(WHAT TO DO) Repeat only the lines from the one holding "What's the underlying" down to the last line of the listing below, including both of those lines.

(EXTRACTED ENTRIES)
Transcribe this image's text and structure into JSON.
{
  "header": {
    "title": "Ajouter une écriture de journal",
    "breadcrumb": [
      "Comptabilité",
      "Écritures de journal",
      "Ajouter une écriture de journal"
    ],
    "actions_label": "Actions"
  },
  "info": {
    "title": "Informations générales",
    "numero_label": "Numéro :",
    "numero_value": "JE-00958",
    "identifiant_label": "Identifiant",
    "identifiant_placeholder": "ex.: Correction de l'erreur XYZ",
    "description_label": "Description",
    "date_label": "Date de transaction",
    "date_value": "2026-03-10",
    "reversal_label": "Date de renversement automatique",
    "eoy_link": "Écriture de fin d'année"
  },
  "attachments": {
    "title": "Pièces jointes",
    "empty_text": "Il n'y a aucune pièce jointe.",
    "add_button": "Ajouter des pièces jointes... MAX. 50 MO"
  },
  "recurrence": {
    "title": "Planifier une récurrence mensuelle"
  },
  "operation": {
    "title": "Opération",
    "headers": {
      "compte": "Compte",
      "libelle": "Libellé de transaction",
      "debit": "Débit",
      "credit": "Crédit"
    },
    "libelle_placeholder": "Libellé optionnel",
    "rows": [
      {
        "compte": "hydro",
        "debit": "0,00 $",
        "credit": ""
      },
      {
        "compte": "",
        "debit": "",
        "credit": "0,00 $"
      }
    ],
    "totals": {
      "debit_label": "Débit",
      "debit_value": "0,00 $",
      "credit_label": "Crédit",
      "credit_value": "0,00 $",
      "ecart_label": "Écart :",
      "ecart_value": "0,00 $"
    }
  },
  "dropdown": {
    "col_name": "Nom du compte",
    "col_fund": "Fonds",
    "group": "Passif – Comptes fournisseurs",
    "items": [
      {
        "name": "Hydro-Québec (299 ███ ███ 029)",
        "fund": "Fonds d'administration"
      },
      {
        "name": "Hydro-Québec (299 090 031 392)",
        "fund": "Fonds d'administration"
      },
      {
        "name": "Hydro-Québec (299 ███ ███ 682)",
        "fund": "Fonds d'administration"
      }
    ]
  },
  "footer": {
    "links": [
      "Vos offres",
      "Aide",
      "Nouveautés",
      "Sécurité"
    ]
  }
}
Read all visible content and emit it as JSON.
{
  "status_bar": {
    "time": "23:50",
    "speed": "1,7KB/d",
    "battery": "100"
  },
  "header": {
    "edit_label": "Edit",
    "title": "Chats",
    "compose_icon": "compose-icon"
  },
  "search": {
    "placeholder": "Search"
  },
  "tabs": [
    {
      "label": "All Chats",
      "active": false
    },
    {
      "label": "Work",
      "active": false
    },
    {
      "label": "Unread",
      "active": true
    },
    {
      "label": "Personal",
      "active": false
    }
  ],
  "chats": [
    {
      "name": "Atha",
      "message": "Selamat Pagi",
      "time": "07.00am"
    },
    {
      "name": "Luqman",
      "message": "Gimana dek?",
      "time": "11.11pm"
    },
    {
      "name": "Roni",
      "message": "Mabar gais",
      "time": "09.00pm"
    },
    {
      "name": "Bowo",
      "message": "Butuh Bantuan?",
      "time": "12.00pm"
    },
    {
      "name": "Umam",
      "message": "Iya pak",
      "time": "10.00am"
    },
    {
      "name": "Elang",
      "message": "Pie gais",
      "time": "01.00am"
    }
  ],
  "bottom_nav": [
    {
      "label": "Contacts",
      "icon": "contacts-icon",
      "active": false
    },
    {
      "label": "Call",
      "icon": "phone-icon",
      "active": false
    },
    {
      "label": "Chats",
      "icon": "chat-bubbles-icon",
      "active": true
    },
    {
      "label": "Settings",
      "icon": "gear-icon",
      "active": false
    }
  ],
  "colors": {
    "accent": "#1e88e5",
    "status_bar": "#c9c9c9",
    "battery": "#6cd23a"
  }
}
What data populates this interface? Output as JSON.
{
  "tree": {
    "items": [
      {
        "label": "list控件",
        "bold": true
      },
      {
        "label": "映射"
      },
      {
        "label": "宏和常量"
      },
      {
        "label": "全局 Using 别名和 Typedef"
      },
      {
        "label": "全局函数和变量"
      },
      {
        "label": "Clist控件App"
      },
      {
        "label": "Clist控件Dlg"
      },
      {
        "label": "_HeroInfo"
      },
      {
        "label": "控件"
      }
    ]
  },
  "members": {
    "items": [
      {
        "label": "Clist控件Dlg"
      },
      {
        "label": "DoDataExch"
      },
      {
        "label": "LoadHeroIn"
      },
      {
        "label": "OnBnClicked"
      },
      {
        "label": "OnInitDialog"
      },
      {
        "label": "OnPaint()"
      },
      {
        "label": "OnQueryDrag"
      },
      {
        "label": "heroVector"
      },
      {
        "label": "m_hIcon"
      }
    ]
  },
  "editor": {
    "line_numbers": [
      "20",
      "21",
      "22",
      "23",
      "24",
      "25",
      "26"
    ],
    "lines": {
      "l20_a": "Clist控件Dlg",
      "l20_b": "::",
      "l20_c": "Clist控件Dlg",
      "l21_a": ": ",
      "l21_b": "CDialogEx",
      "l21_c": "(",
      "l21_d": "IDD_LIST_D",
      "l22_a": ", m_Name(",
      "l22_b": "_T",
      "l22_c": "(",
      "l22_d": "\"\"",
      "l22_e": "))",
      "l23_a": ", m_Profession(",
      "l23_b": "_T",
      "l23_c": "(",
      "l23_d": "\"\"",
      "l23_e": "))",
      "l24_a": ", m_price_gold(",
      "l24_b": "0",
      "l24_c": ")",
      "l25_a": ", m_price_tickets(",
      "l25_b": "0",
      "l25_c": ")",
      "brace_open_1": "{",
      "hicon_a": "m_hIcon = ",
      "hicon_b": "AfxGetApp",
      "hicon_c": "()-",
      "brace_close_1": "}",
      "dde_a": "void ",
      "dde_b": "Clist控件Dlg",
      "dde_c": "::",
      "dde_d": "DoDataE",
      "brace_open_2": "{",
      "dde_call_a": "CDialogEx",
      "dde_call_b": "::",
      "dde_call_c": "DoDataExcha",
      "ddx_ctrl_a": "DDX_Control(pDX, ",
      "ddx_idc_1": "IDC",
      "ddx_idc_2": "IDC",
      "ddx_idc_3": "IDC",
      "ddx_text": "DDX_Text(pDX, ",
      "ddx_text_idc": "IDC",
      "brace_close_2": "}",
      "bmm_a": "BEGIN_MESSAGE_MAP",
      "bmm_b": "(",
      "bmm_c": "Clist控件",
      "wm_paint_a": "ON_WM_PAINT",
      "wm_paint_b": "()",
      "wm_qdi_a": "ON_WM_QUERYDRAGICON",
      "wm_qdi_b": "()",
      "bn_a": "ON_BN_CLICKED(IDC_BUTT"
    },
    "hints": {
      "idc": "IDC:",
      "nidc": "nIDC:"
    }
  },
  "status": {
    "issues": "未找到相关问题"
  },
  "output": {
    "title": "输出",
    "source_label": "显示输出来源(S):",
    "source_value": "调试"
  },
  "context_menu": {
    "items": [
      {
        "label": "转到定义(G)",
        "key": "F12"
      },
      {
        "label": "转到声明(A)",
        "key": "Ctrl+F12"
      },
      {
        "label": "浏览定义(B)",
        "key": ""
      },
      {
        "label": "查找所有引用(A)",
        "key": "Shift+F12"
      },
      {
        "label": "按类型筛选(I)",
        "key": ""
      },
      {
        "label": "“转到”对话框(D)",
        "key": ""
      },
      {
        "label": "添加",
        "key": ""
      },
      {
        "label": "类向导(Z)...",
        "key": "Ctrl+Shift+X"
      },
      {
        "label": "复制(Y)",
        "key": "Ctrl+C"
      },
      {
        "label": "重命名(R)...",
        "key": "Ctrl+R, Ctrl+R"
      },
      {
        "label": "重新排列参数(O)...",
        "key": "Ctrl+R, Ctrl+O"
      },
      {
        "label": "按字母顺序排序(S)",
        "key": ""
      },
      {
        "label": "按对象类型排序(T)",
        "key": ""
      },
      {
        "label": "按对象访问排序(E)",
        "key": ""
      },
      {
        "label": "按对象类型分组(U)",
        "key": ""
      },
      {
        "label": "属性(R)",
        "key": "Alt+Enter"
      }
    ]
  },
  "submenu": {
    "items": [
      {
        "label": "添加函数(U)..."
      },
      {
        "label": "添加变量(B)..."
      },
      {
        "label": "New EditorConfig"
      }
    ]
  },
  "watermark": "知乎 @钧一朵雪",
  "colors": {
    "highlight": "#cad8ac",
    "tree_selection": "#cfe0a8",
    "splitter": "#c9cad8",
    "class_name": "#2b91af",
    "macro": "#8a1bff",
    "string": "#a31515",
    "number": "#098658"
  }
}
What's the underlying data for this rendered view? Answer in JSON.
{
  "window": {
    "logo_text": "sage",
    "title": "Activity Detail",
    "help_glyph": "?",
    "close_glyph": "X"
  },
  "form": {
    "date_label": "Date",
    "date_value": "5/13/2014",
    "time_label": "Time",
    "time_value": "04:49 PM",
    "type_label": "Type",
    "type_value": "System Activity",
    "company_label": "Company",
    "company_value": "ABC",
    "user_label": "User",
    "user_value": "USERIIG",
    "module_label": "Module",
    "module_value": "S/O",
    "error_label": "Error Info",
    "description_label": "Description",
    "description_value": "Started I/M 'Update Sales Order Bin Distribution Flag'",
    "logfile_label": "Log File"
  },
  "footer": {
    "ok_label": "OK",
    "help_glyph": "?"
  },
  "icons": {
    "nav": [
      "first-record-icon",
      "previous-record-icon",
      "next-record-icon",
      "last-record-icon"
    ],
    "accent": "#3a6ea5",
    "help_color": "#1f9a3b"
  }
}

(TASK ANSWER)
What's the underlying data for this rendered view? Answer in JSON.
{
  "window": {
    "logo_text": "sage",
    "title": "Activity Detail",
    "help_glyph": "?",
    "close_glyph": "X"
  },
  "form": {
    "date_label": "Date",
    "date_value": "5/13/2014",
    "time_label": "Time",
    "time_value": "04:49 PM",
    "type_label": "Type",
    "type_value": "System Activity",
    "company_label": "Company",
    "company_value": "ABC",
    "user_label": "User",
    "user_value": "USERIIG",
    "module_label": "Module",
    "module_value": "S/O",
    "error_label": "Error Info",
    "description_label": "Description",
    "description_value": "Started I/M 'Update Sales Order Bin Distribution Flag'",
    "logfile_label": "Log File"
  },
  "footer": {
    "ok_label": "OK",
    "help_glyph": "?"
  },
  "icons": {
    "nav": [
      "first-record-icon",
      "previous-record-icon",
      "next-record-icon",
      "last-record-icon"
    ],
    "accent": "#3a6ea5",
    "help_color": "#1f9a3b"
  }
}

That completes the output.